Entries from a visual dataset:
****************************************

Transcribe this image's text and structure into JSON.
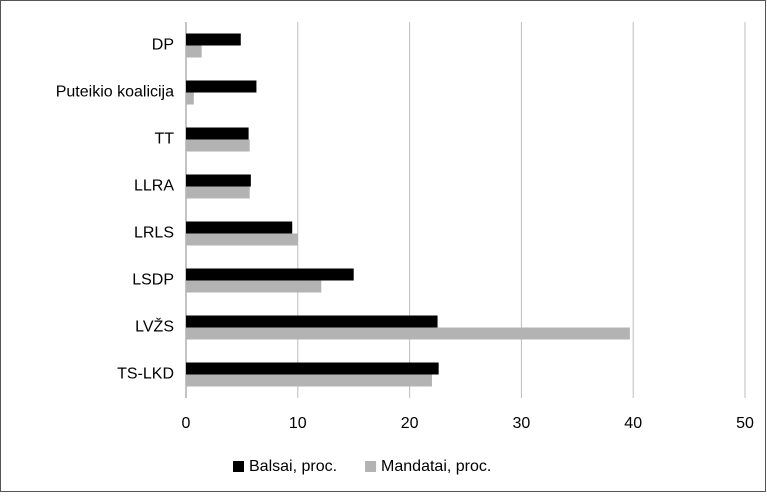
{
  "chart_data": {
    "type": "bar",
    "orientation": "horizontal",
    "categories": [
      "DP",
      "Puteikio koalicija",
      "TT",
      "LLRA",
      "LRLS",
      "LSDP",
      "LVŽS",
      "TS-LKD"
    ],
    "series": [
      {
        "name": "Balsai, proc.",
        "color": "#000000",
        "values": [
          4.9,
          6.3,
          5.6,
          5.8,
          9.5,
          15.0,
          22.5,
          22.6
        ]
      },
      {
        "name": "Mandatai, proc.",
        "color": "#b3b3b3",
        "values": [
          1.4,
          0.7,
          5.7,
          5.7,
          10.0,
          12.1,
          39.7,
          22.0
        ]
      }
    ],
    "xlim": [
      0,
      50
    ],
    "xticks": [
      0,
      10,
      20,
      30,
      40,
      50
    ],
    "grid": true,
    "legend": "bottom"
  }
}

****************************************

Set out every line from the material that contains the string "proc".

        "name": "Balsai, proc.",
        "name": "Mandatai, proc.",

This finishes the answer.